## DIRECTION
Your task is to repeat the entries word for word while leaving out the pictures.

## DATA ENTRIES

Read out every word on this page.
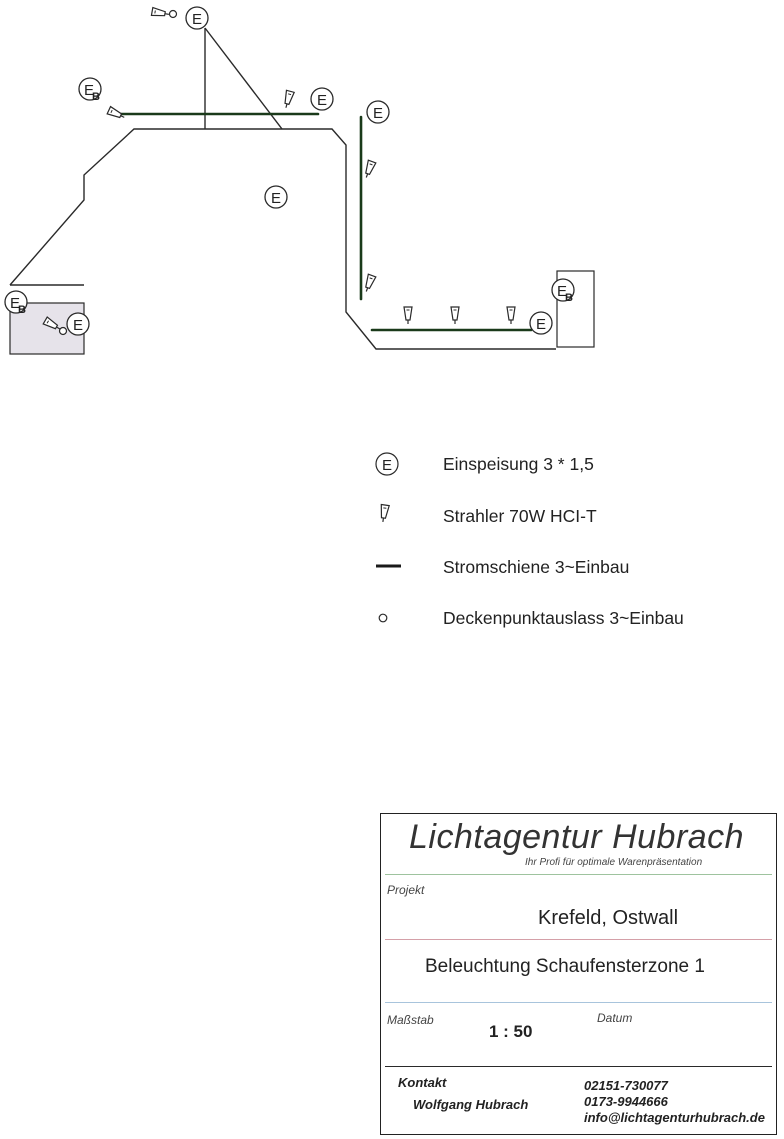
E
E
E
E
E	E
E
B
E
B
E
B
E	Einspeisung 3 * 1,5
Strahler 70W HCI-T
Stromschiene 3~Einbau
Deckenpunktauslass 3~Einbau
Lichtagentur Hubrach
Ihr Profi für optimale Warenpräsentation
Projekt
Krefeld, Ostwall
Beleuchtung Schaufensterzone 1
Maßstab
1 : 50
Datum
Kontakt
Wolfgang Hubrach
02151-730077
0173-9944666
info@lichtagenturhubrach.de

## RESPONSE
Read out every word on this page.
E
E
E
E
E	E
E
B
E
B
E
B
E	Einspeisung 3 * 1,5
Strahler 70W HCI-T
Stromschiene 3~Einbau
Deckenpunktauslass 3~Einbau
Lichtagentur Hubrach
Ihr Profi für optimale Warenpräsentation
Projekt
Krefeld, Ostwall
Beleuchtung Schaufensterzone 1
Maßstab
1 : 50
Datum
Kontakt
Wolfgang Hubrach
02151-730077
0173-9944666
info@lichtagenturhubrach.de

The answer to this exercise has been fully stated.